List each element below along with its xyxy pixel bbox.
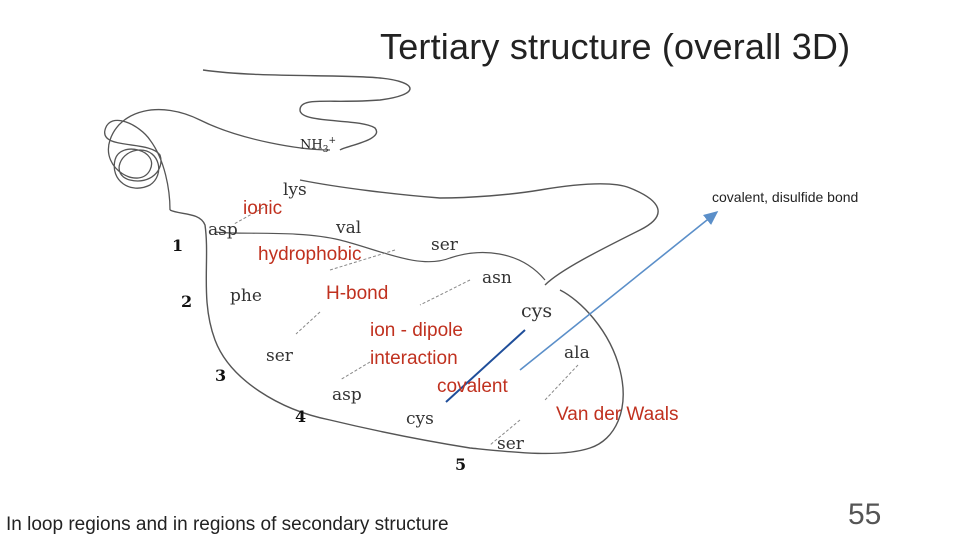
strand-number-2: 2 bbox=[181, 292, 193, 311]
dashed-link-sidechain bbox=[339, 361, 371, 381]
dashed-link-lower bbox=[489, 419, 521, 446]
amino-acid-asp-2: asp bbox=[332, 385, 362, 405]
backbone-strand-right bbox=[299, 179, 659, 286]
label-van-der-waals: Van der Waals bbox=[556, 404, 679, 425]
disulfide-bond-line bbox=[445, 329, 526, 403]
amino-acid-ala: ala bbox=[564, 343, 590, 363]
amino-acid-cys-2: cys bbox=[406, 409, 434, 429]
backbone-strand-inner bbox=[214, 231, 546, 281]
slide-title: Tertiary structure (overall 3D) bbox=[380, 26, 851, 67]
strand-number-3: 3 bbox=[215, 366, 227, 385]
label-covalent: covalent bbox=[437, 376, 508, 397]
amino-acid-ser-2: ser bbox=[266, 346, 293, 366]
amino-acid-val: val bbox=[336, 218, 362, 238]
strand-number-5: 5 bbox=[455, 455, 467, 474]
amino-acid-cys-1: cys bbox=[521, 300, 553, 322]
page-number: 55 bbox=[848, 498, 882, 531]
label-hydrophobic: hydrophobic bbox=[258, 244, 362, 265]
amino-acid-ser-1: ser bbox=[431, 235, 458, 255]
label-ion-dipole: ion - dipole bbox=[370, 320, 463, 341]
slide-caption: In loop regions and in regions of second… bbox=[6, 514, 449, 535]
backbone-top-loop bbox=[202, 69, 411, 151]
dashed-link-van-der-waals bbox=[544, 364, 579, 401]
amino-acid-asn: asn bbox=[482, 268, 512, 288]
dashed-link-h-bond bbox=[419, 279, 471, 306]
amino-acid-lys: lys bbox=[283, 180, 307, 200]
dashed-link-hydrophobic bbox=[329, 249, 396, 271]
strand-number-1: 1 bbox=[172, 236, 184, 255]
amino-acid-ser-3: ser bbox=[497, 434, 524, 454]
backbone-strand-left bbox=[169, 209, 624, 455]
label-disulfide-bond: covalent, disulfide bond bbox=[712, 189, 859, 205]
n-terminus-label: NH3+ bbox=[300, 136, 336, 155]
amino-acid-phe: phe bbox=[230, 286, 262, 306]
strand-number-4: 4 bbox=[295, 407, 307, 426]
dashed-link-ion-dipole bbox=[295, 311, 321, 335]
disulfide-callout-arrow bbox=[519, 210, 719, 371]
label-h-bond: H-bond bbox=[326, 283, 389, 304]
label-ionic: ionic bbox=[243, 198, 283, 219]
label-interaction: interaction bbox=[370, 348, 458, 369]
amino-acid-asp-1: asp bbox=[208, 220, 238, 240]
backbone-coil bbox=[104, 108, 331, 211]
dashed-link-ionic bbox=[233, 204, 269, 225]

=====

Format part of the data above as a Markdown table with the columns Row and Line, numbering each line and leaving out blank lines. Begin at the line that has "strand-number-2: 2 bbox=[181, 292, 193, 311]" and stop after the line that has "label-ion-dipole: ion - dipole".

| Row | Line |
|---|---|
| 1 | strand-number-2: 2 bbox=[181, 292, 193, 311] |
| 2 | dashed-link-sidechain bbox=[339, 361, 371, 381] |
| 3 | dashed-link-lower bbox=[489, 419, 521, 446] |
| 4 | amino-acid-asp-2: asp bbox=[332, 385, 362, 405] |
| 5 | backbone-strand-right bbox=[299, 179, 659, 286] |
| 6 | label-van-der-waals: Van der Waals bbox=[556, 404, 679, 425] |
| 7 | disulfide-bond-line bbox=[445, 329, 526, 403] |
| 8 | amino-acid-ala: ala bbox=[564, 343, 590, 363] |
| 9 | amino-acid-cys-2: cys bbox=[406, 409, 434, 429] |
| 10 | backbone-strand-inner bbox=[214, 231, 546, 281] |
| 11 | slide-title: Tertiary structure (overall 3D) bbox=[380, 26, 851, 67] |
| 12 | strand-number-3: 3 bbox=[215, 366, 227, 385] |
| 13 | label-covalent: covalent bbox=[437, 376, 508, 397] |
| 14 | amino-acid-ser-2: ser bbox=[266, 346, 293, 366] |
| 15 | amino-acid-val: val bbox=[336, 218, 362, 238] |
| 16 | strand-number-5: 5 bbox=[455, 455, 467, 474] |
| 17 | amino-acid-cys-1: cys bbox=[521, 300, 553, 322] |
| 18 | page-number: 55 bbox=[848, 498, 882, 531] |
| 19 | label-hydrophobic: hydrophobic bbox=[258, 244, 362, 265] |
| 20 | amino-acid-ser-1: ser bbox=[431, 235, 458, 255] |
| 21 | label-ion-dipole: ion - dipole bbox=[370, 320, 463, 341] |